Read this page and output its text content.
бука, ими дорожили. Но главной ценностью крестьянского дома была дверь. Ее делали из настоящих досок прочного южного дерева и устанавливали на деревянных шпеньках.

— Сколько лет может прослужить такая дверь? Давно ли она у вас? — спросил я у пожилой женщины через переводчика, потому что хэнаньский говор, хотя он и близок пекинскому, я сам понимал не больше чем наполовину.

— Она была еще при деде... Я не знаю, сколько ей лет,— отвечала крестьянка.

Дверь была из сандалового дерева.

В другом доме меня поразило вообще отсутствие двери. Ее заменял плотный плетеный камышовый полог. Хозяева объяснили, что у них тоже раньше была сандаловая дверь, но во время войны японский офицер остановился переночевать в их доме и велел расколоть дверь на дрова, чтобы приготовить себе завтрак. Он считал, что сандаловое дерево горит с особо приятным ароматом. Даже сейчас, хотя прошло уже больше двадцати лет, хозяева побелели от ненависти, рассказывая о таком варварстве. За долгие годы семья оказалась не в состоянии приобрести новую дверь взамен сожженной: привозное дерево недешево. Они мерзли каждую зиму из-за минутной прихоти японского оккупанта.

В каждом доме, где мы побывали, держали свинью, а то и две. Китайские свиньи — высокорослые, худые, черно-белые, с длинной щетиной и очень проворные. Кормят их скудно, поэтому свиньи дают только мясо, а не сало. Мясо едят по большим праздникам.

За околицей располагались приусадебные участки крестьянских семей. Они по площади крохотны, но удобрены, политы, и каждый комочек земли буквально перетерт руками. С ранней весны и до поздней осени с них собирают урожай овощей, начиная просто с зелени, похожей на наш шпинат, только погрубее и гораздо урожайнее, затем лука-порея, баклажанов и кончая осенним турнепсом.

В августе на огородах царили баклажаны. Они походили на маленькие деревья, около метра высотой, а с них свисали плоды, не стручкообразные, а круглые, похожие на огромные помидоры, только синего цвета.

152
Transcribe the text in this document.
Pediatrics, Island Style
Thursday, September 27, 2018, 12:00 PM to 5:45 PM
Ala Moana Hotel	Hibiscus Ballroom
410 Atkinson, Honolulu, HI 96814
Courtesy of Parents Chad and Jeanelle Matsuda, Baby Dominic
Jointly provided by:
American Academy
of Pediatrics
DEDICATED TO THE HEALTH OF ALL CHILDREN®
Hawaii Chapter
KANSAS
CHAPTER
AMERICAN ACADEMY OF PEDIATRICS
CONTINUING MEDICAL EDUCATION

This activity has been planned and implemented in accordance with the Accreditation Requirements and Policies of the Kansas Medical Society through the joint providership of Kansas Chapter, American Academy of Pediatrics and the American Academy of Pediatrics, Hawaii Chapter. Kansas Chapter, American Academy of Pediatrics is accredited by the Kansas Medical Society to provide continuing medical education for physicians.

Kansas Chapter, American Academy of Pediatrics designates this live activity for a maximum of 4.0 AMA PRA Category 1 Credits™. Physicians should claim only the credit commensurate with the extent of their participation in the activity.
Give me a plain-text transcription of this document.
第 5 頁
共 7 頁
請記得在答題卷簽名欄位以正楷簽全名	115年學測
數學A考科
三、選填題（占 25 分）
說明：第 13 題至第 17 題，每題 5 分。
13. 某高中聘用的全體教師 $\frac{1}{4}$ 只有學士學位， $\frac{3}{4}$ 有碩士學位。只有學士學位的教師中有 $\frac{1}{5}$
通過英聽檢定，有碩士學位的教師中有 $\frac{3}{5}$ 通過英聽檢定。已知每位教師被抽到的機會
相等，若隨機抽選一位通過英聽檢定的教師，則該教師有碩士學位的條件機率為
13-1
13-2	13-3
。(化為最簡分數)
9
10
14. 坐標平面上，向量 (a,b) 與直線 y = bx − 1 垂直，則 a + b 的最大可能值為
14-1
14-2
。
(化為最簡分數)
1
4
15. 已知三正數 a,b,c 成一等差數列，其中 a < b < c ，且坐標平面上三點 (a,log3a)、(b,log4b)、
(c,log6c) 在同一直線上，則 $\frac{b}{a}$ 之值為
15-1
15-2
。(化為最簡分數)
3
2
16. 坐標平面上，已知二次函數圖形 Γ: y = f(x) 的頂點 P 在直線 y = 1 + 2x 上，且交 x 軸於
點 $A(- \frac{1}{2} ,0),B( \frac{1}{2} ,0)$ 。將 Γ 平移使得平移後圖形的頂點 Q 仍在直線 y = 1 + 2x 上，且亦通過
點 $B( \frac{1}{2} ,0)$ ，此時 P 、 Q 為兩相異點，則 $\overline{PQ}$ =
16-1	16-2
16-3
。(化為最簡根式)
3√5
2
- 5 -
+ + + + + + +
= Exercise objective =
Make an exact copy of every entry.

= Exercise solution =
Read this page and output its text content.
бука, ими дорожили. Но главной ценностью крестьянского дома была дверь. Ее делали из настоящих досок прочного южного дерева и устанавливали на деревянных шпеньках.

— Сколько лет может прослужить такая дверь? Давно ли она у вас? — спросил я у пожилой женщины через переводчика, потому что хэнаньский говор, хотя он и близок пекинскому, я сам понимал не больше чем наполовину.

— Она была еще при деде... Я не знаю, сколько ей лет,— отвечала крестьянка.

Дверь была из сандалового дерева.

В другом доме меня поразило вообще отсутствие двери. Ее заменял плотный плетеный камышовый полог. Хозяева объяснили, что у них тоже раньше была сандаловая дверь, но во время войны японский офицер остановился переночевать в их доме и велел расколоть дверь на дрова, чтобы приготовить себе завтрак. Он считал, что сандаловое дерево горит с особо приятным ароматом. Даже сейчас, хотя прошло уже больше двадцати лет, хозяева побелели от ненависти, рассказывая о таком варварстве. За долгие годы семья оказалась не в состоянии приобрести новую дверь взамен сожженной: привозное дерево недешево. Они мерзли каждую зиму из-за минутной прихоти японского оккупанта.

В каждом доме, где мы побывали, держали свинью, а то и две. Китайские свиньи — высокорослые, худые, черно-белые, с длинной щетиной и очень проворные. Кормят их скудно, поэтому свиньи дают только мясо, а не сало. Мясо едят по большим праздникам.

За околицей располагались приусадебные участки крестьянских семей. Они по площади крохотны, но удобрены, политы, и каждый комочек земли буквально перетерт руками. С ранней весны и до поздней осени с них собирают урожай овощей, начиная просто с зелени, похожей на наш шпинат, только погрубее и гораздо урожайнее, затем лука-порея, баклажанов и кончая осенним турнепсом.

В августе на огородах царили баклажаны. Они походили на маленькие деревья, около метра высотой, а с них свисали плоды, не стручкообразные, а круглые, похожие на огромные помидоры, только синего цвета.

152
Transcribe the text in this document.
Pediatrics, Island Style
Thursday, September 27, 2018, 12:00 PM to 5:45 PM
Ala Moana Hotel	Hibiscus Ballroom
410 Atkinson, Honolulu, HI 96814
Courtesy of Parents Chad and Jeanelle Matsuda, Baby Dominic
Jointly provided by:
American Academy
of Pediatrics
DEDICATED TO THE HEALTH OF ALL CHILDREN®
Hawaii Chapter
KANSAS
CHAPTER
AMERICAN ACADEMY OF PEDIATRICS
CONTINUING MEDICAL EDUCATION

This activity has been planned and implemented in accordance with the Accreditation Requirements and Policies of the Kansas Medical Society through the joint providership of Kansas Chapter, American Academy of Pediatrics and the American Academy of Pediatrics, Hawaii Chapter. Kansas Chapter, American Academy of Pediatrics is accredited by the Kansas Medical Society to provide continuing medical education for physicians.

Kansas Chapter, American Academy of Pediatrics designates this live activity for a maximum of 4.0 AMA PRA Category 1 Credits™. Physicians should claim only the credit commensurate with the extent of their participation in the activity.
Give me a plain-text transcription of this document.
第 5 頁
共 7 頁
請記得在答題卷簽名欄位以正楷簽全名	115年學測
數學A考科
三、選填題（占 25 分）
說明：第 13 題至第 17 題，每題 5 分。
13. 某高中聘用的全體教師 $\frac{1}{4}$ 只有學士學位， $\frac{3}{4}$ 有碩士學位。只有學士學位的教師中有 $\frac{1}{5}$
通過英聽檢定，有碩士學位的教師中有 $\frac{3}{5}$ 通過英聽檢定。已知每位教師被抽到的機會
相等，若隨機抽選一位通過英聽檢定的教師，則該教師有碩士學位的條件機率為
13-1
13-2	13-3
。(化為最簡分數)
9
10
14. 坐標平面上，向量 (a,b) 與直線 y = bx − 1 垂直，則 a + b 的最大可能值為
14-1
14-2
。
(化為最簡分數)
1
4
15. 已知三正數 a,b,c 成一等差數列，其中 a < b < c ，且坐標平面上三點 (a,log3a)、(b,log4b)、
(c,log6c) 在同一直線上，則 $\frac{b}{a}$ 之值為
15-1
15-2
。(化為最簡分數)
3
2
16. 坐標平面上，已知二次函數圖形 Γ: y = f(x) 的頂點 P 在直線 y = 1 + 2x 上，且交 x 軸於
點 $A(- \frac{1}{2} ,0),B( \frac{1}{2} ,0)$ 。將 Γ 平移使得平移後圖形的頂點 Q 仍在直線 y = 1 + 2x 上，且亦通過
點 $B( \frac{1}{2} ,0)$ ，此時 P 、 Q 為兩相異點，則 $\overline{PQ}$ =
16-1	16-2
16-3
。(化為最簡根式)
3√5
2
- 5 -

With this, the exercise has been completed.